== Description of the task ==
The records that follow must be repeated verbatim, every one of them.
** begin **
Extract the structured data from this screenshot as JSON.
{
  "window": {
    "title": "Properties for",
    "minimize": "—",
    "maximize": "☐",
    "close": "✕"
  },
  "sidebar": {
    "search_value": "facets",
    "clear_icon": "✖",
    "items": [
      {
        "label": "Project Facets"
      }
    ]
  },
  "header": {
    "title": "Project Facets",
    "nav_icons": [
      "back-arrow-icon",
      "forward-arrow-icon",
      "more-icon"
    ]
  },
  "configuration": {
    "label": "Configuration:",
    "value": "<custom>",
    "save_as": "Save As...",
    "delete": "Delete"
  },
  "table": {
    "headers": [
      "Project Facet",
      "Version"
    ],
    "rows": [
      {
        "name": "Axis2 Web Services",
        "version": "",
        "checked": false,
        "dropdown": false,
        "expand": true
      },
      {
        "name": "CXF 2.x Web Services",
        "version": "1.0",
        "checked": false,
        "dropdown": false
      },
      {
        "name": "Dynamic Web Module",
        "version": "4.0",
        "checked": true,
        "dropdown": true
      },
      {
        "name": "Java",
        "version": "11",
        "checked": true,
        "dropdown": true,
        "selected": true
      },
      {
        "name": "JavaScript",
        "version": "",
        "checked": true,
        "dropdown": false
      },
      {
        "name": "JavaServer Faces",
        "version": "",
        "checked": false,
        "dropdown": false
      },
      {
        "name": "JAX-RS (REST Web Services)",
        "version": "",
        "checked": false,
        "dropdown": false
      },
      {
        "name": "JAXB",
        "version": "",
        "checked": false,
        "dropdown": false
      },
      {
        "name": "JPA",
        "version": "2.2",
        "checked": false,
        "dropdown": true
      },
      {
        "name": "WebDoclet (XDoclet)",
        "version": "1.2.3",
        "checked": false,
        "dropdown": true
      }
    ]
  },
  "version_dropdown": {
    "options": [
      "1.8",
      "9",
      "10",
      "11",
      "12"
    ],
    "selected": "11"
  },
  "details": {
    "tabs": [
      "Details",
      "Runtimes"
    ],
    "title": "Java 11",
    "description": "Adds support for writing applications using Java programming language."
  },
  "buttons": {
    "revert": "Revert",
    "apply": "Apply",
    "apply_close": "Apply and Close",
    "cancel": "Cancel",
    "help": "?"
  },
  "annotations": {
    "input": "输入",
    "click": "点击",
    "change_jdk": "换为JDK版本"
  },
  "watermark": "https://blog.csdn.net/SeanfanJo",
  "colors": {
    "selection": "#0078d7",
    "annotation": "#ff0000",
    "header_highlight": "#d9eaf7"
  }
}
** end **
== Finished answer ==
Extract the structured data from this screenshot as JSON.
{
  "window": {
    "title": "Properties for",
    "minimize": "—",
    "maximize": "☐",
    "close": "✕"
  },
  "sidebar": {
    "search_value": "facets",
    "clear_icon": "✖",
    "items": [
      {
        "label": "Project Facets"
      }
    ]
  },
  "header": {
    "title": "Project Facets",
    "nav_icons": [
      "back-arrow-icon",
      "forward-arrow-icon",
      "more-icon"
    ]
  },
  "configuration": {
    "label": "Configuration:",
    "value": "<custom>",
    "save_as": "Save As...",
    "delete": "Delete"
  },
  "table": {
    "headers": [
      "Project Facet",
      "Version"
    ],
    "rows": [
      {
        "name": "Axis2 Web Services",
        "version": "",
        "checked": false,
        "dropdown": false,
        "expand": true
      },
      {
        "name": "CXF 2.x Web Services",
        "version": "1.0",
        "checked": false,
        "dropdown": false
      },
      {
        "name": "Dynamic Web Module",
        "version": "4.0",
        "checked": true,
        "dropdown": true
      },
      {
        "name": "Java",
        "version": "11",
        "checked": true,
        "dropdown": true,
        "selected": true
      },
      {
        "name": "JavaScript",
        "version": "",
        "checked": true,
        "dropdown": false
      },
      {
        "name": "JavaServer Faces",
        "version": "",
        "checked": false,
        "dropdown": false
      },
      {
        "name": "JAX-RS (REST Web Services)",
        "version": "",
        "checked": false,
        "dropdown": false
      },
      {
        "name": "JAXB",
        "version": "",
        "checked": false,
        "dropdown": false
      },
      {
        "name": "JPA",
        "version": "2.2",
        "checked": false,
        "dropdown": true
      },
      {
        "name": "WebDoclet (XDoclet)",
        "version": "1.2.3",
        "checked": false,
        "dropdown": true
      }
    ]
  },
  "version_dropdown": {
    "options": [
      "1.8",
      "9",
      "10",
      "11",
      "12"
    ],
    "selected": "11"
  },
  "details": {
    "tabs": [
      "Details",
      "Runtimes"
    ],
    "title": "Java 11",
    "description": "Adds support for writing applications using Java programming language."
  },
  "buttons": {
    "revert": "Revert",
    "apply": "Apply",
    "apply_close": "Apply and Close",
    "cancel": "Cancel",
    "help": "?"
  },
  "annotations": {
    "input": "输入",
    "click": "点击",
    "change_jdk": "换为JDK版本"
  },
  "watermark": "https://blog.csdn.net/SeanfanJo",
  "colors": {
    "selection": "#0078d7",
    "annotation": "#ff0000",
    "header_highlight": "#d9eaf7"
  }
}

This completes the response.